═══ Material provided ═══

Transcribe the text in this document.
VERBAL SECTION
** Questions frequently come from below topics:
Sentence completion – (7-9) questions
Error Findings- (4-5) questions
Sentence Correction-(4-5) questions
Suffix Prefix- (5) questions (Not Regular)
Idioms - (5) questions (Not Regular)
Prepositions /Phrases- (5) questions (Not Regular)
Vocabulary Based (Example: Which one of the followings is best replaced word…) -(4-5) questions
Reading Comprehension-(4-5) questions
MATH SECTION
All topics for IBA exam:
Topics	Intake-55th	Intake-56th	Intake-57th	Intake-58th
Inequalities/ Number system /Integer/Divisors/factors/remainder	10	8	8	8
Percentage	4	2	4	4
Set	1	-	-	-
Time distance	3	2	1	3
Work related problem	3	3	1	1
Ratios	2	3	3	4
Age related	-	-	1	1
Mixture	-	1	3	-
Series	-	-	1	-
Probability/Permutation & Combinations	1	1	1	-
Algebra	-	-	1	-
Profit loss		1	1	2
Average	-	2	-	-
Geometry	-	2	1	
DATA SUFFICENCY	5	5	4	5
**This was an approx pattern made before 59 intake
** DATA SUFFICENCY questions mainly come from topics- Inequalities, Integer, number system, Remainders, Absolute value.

═══

- [The task] Across the data above, how many lines include the word "related"? Give only the count.

- [Exercise response] 2